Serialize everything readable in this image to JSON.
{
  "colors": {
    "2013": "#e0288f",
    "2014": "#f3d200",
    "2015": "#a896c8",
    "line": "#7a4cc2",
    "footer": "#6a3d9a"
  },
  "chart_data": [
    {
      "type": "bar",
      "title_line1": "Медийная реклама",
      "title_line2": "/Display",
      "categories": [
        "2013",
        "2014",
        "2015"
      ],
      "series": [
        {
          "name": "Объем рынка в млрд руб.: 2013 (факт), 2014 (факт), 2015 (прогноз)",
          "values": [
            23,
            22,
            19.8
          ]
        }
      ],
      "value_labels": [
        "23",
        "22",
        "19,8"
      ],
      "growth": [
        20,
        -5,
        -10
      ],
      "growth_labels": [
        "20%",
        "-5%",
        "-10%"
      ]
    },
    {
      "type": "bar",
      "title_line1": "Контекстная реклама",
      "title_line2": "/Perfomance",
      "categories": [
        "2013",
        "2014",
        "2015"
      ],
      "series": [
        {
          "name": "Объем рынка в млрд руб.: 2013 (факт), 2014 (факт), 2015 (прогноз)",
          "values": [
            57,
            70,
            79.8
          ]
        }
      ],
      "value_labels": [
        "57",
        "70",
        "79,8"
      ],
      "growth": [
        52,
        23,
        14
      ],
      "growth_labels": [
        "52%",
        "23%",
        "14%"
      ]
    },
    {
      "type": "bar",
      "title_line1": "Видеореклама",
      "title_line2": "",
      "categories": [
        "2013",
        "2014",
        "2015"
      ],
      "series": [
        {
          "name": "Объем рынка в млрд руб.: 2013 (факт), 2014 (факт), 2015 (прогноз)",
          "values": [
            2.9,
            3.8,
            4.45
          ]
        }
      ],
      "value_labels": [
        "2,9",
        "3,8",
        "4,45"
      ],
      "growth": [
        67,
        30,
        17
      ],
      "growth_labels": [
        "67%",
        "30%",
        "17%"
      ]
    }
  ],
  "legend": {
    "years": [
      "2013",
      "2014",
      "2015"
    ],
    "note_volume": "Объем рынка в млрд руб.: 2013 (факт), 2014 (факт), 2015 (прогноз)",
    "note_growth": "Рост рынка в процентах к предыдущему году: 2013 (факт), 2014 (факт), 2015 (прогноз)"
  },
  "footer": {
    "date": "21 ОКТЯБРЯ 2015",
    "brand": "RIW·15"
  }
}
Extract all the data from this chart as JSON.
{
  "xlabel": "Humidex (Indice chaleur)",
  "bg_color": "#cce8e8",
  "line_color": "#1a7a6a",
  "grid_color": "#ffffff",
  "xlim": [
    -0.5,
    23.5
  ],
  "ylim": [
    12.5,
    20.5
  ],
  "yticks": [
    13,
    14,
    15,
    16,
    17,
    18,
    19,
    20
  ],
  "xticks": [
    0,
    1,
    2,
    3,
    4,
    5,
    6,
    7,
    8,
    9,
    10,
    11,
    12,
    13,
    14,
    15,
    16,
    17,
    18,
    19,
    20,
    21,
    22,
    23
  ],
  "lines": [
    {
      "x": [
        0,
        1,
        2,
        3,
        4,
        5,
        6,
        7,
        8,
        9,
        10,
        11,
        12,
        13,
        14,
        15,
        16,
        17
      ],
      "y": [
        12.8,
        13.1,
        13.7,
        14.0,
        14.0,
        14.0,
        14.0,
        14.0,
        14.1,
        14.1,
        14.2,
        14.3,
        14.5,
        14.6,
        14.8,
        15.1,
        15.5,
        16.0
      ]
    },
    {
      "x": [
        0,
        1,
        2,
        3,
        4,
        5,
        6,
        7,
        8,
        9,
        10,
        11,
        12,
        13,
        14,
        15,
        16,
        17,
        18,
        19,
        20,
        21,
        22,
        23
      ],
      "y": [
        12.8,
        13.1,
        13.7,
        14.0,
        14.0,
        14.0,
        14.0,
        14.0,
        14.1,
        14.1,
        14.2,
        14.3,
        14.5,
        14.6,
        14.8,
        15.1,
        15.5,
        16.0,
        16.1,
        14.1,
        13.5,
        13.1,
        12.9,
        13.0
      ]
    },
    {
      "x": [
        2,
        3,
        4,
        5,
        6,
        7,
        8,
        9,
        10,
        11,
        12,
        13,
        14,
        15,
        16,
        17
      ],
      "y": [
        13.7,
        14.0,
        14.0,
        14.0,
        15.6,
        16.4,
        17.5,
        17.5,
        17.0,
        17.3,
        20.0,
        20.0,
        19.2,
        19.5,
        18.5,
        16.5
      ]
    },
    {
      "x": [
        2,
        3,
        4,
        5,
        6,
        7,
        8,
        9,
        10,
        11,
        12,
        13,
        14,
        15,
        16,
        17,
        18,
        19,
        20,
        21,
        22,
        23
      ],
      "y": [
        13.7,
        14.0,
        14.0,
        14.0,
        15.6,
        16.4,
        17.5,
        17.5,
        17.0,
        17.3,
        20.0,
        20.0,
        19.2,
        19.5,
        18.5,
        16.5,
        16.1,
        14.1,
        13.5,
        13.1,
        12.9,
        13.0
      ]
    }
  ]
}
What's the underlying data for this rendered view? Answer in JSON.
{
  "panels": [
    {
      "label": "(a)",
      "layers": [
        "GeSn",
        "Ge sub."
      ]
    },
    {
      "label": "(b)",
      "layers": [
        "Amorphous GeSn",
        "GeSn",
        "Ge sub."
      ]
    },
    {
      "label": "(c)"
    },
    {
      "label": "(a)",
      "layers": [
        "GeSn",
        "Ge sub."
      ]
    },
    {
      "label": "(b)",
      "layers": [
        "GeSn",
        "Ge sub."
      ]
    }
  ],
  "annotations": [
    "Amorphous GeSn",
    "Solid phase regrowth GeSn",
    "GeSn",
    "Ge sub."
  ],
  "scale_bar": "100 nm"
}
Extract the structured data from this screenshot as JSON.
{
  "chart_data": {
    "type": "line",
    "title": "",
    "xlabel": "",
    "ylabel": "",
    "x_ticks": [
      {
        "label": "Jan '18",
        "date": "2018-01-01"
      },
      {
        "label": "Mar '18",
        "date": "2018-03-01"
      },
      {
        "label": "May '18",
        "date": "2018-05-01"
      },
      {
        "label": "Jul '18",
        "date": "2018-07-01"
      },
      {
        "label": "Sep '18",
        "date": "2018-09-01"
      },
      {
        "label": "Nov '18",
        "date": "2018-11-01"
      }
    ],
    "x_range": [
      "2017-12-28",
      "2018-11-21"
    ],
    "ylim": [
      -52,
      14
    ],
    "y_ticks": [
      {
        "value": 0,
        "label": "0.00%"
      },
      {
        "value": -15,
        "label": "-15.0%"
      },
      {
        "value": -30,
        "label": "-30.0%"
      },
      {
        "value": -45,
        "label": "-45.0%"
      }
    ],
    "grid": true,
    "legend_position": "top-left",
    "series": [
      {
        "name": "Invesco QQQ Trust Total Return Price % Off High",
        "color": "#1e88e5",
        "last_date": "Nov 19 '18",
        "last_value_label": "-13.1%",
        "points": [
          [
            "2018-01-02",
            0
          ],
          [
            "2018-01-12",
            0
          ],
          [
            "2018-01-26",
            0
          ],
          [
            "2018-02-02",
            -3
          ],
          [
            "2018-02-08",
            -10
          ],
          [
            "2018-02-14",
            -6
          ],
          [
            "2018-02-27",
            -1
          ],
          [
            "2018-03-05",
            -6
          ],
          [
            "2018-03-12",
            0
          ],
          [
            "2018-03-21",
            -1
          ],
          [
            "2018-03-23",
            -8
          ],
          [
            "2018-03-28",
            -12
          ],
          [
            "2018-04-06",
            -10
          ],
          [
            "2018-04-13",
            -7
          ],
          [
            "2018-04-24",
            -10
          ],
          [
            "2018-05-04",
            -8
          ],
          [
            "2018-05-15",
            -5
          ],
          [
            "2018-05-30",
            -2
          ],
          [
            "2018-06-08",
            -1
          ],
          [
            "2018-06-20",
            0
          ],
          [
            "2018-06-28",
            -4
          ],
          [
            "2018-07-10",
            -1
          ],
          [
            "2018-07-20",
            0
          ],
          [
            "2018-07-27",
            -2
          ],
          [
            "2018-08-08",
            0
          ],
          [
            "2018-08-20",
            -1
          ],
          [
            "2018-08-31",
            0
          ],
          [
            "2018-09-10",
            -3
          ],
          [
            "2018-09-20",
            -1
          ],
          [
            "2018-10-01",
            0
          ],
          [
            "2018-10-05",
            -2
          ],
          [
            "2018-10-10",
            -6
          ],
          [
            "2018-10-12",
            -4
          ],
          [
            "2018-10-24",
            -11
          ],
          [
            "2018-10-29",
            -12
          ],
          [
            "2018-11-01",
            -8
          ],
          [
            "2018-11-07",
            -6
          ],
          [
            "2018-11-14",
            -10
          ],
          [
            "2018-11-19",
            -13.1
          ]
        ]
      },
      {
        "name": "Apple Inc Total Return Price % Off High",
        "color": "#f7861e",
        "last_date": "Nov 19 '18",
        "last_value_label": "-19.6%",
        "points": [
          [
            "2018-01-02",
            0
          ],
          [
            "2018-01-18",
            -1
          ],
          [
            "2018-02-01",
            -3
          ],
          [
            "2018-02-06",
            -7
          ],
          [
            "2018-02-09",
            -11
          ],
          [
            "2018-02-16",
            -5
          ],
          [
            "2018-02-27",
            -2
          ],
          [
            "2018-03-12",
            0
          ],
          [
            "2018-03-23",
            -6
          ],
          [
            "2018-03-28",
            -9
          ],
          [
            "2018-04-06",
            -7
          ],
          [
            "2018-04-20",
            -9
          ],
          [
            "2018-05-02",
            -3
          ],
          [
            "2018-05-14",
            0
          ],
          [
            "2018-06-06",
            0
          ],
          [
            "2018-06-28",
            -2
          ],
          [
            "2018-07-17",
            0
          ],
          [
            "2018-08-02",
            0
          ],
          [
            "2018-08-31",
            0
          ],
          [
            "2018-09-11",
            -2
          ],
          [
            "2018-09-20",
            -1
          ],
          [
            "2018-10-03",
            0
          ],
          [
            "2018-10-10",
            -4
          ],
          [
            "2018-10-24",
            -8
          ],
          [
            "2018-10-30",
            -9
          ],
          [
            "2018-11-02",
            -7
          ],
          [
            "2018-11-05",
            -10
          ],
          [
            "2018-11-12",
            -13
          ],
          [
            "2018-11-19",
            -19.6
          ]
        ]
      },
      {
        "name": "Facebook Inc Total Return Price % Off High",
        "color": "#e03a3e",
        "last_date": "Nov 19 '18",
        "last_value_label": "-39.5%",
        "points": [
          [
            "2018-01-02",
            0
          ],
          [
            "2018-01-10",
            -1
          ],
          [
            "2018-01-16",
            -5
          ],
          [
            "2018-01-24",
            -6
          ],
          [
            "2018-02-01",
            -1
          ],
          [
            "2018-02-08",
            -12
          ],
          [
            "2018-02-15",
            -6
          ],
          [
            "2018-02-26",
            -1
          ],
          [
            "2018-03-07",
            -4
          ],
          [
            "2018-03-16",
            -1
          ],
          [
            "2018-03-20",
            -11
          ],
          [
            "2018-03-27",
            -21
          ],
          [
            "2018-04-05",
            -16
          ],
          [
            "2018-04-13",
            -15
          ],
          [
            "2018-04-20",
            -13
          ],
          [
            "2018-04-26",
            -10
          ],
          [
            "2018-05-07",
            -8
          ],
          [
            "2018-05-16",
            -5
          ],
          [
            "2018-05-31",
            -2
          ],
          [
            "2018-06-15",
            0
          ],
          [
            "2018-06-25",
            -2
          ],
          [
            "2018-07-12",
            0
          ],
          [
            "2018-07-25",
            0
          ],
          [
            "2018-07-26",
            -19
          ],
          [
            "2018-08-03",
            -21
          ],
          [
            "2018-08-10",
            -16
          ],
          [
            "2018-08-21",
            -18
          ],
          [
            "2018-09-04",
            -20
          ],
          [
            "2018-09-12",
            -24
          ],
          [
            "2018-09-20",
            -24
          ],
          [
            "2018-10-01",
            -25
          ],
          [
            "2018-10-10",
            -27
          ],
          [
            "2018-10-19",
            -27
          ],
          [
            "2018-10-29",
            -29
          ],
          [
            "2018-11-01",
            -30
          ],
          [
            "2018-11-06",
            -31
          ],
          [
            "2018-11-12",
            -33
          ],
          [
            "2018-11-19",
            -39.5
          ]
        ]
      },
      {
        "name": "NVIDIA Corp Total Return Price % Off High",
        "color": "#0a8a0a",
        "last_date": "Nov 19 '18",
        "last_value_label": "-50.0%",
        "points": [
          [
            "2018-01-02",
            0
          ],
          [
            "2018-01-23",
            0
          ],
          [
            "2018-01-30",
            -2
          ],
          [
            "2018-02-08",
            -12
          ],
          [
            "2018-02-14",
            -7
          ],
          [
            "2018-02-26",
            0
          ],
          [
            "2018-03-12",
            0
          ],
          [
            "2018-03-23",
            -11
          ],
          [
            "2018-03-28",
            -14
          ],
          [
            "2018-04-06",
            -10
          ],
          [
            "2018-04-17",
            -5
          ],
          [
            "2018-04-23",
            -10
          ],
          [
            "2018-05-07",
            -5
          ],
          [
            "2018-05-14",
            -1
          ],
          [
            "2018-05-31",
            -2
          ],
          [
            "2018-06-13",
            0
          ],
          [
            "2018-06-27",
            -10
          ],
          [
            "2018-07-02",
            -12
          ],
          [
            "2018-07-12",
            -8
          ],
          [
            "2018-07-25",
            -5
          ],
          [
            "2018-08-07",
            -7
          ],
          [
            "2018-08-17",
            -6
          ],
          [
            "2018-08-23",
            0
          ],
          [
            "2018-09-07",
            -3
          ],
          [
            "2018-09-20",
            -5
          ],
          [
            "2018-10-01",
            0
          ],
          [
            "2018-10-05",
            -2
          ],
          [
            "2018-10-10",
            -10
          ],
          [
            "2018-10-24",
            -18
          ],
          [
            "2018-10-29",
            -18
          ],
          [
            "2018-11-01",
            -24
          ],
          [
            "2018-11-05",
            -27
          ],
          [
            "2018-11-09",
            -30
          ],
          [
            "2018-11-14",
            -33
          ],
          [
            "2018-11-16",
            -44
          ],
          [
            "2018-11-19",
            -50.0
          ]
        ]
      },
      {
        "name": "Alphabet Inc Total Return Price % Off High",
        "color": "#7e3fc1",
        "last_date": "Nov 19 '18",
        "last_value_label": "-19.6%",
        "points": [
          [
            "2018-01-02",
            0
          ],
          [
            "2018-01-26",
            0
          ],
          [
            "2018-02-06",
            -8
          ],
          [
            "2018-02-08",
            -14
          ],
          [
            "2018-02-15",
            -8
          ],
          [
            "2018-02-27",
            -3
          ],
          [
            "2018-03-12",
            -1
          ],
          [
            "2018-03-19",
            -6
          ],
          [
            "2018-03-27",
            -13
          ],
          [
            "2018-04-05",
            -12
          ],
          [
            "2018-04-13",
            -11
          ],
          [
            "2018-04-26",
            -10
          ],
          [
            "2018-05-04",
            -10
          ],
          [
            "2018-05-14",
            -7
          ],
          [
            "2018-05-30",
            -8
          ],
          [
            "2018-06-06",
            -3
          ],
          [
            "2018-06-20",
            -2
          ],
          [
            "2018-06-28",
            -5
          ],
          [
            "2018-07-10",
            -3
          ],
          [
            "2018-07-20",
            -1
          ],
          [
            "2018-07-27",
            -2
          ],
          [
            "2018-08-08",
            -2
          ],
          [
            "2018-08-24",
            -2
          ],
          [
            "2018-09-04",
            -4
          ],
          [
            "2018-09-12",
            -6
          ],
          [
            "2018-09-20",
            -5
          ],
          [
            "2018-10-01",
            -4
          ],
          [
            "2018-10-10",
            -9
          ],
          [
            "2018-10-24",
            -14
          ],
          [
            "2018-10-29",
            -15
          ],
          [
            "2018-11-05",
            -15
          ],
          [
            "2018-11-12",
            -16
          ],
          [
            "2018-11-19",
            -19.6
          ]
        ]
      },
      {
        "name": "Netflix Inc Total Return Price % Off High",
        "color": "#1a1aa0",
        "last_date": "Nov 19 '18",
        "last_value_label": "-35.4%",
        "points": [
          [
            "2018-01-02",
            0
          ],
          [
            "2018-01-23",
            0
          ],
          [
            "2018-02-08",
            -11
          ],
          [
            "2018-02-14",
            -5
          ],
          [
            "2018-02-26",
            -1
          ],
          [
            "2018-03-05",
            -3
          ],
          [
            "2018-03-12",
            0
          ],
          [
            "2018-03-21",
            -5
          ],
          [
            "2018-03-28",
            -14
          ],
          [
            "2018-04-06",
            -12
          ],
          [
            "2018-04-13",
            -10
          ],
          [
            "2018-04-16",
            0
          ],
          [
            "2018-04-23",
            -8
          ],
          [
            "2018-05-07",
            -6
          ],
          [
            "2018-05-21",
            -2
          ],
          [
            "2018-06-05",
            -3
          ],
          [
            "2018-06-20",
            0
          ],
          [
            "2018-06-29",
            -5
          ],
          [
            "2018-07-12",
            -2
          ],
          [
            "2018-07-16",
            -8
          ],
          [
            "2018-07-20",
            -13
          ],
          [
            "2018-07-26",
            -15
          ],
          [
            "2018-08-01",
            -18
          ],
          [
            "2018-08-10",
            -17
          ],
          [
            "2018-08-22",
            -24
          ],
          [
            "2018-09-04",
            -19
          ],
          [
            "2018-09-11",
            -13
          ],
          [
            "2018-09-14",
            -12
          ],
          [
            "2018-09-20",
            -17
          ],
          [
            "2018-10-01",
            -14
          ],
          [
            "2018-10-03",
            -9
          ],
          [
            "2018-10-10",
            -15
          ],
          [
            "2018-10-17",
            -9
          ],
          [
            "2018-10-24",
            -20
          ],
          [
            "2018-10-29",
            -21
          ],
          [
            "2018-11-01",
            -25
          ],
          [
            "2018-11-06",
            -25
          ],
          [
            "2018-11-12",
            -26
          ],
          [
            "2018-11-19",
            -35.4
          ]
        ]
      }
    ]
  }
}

EXERCISE DETAILS
Search the lines above for the string "Price" and copy each line that has it.

THE REPLY
        "name": "Invesco QQQ Trust Total Return Price % Off High",
        "name": "Apple Inc Total Return Price % Off High",
        "name": "Facebook Inc Total Return Price % Off High",
        "name": "NVIDIA Corp Total Return Price % Off High",
        "name": "Alphabet Inc Total Return Price % Off High",
        "name": "Netflix Inc Total Return Price % Off High",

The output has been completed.